**Exercise description**:
Find the string "values" in the records. Copy every line it appears in.

** Begin **

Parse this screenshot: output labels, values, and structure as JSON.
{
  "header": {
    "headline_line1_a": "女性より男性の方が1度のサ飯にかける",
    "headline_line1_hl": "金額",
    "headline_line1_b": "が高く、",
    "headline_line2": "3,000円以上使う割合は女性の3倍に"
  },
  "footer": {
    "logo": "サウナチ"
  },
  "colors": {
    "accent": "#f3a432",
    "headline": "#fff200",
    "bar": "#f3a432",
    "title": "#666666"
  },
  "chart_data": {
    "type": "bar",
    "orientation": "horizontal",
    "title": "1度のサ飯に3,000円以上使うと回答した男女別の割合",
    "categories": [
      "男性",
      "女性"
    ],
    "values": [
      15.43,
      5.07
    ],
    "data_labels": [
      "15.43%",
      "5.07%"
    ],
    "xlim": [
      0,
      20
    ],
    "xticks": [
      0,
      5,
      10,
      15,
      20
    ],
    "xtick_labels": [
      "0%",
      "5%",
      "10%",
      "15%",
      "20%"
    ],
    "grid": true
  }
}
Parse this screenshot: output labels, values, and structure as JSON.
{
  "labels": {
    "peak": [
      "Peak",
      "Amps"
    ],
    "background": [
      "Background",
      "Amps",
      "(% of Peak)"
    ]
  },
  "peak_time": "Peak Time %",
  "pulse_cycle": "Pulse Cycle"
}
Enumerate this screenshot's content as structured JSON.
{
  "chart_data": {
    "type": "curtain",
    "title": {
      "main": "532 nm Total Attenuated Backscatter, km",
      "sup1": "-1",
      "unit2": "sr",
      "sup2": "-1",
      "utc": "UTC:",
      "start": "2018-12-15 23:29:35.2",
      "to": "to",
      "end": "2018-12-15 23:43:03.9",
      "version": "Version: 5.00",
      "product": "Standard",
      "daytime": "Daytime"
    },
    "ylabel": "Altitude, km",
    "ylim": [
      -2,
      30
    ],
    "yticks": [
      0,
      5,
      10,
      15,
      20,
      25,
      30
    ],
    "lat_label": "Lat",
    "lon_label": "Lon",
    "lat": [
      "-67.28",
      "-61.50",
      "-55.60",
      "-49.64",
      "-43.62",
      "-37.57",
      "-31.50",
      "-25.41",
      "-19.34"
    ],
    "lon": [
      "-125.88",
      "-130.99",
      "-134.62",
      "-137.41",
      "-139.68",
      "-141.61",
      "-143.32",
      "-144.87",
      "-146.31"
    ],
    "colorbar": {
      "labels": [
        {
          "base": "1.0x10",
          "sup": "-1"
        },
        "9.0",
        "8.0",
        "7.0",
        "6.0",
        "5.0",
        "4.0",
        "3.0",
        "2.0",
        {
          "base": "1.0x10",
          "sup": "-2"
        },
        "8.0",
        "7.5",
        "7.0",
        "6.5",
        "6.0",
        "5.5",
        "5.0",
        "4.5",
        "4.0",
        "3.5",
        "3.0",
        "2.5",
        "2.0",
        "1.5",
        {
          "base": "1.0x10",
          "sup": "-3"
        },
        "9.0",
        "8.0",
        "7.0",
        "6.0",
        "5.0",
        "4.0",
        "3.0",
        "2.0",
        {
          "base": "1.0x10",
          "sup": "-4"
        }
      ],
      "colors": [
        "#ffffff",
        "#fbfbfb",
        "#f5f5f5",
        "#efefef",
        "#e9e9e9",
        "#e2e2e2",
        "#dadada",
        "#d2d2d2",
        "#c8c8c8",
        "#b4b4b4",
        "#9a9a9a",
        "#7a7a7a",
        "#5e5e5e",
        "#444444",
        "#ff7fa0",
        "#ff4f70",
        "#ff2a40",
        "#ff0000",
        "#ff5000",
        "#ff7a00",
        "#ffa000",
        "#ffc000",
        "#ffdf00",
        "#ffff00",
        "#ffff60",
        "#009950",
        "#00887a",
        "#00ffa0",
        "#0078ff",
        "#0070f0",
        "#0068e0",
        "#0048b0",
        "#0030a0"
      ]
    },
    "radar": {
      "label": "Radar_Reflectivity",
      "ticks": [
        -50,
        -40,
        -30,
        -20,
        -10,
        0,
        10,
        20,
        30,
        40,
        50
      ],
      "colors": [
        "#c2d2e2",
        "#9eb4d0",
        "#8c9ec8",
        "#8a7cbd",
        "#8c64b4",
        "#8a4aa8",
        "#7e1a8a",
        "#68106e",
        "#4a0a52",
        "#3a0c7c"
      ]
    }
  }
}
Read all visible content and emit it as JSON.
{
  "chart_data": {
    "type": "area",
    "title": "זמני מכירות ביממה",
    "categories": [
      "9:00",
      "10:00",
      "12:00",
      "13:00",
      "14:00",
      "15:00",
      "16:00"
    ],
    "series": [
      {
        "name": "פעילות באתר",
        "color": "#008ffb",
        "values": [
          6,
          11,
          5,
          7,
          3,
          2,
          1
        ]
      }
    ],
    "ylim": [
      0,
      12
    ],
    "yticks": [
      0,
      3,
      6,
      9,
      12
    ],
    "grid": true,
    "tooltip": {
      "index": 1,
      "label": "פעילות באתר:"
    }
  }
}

** End **

**Task solution**:
Parse this screenshot: output labels, values, and structure as JSON.
    "values": [
Parse this screenshot: output labels, values, and structure as JSON.
        "values": [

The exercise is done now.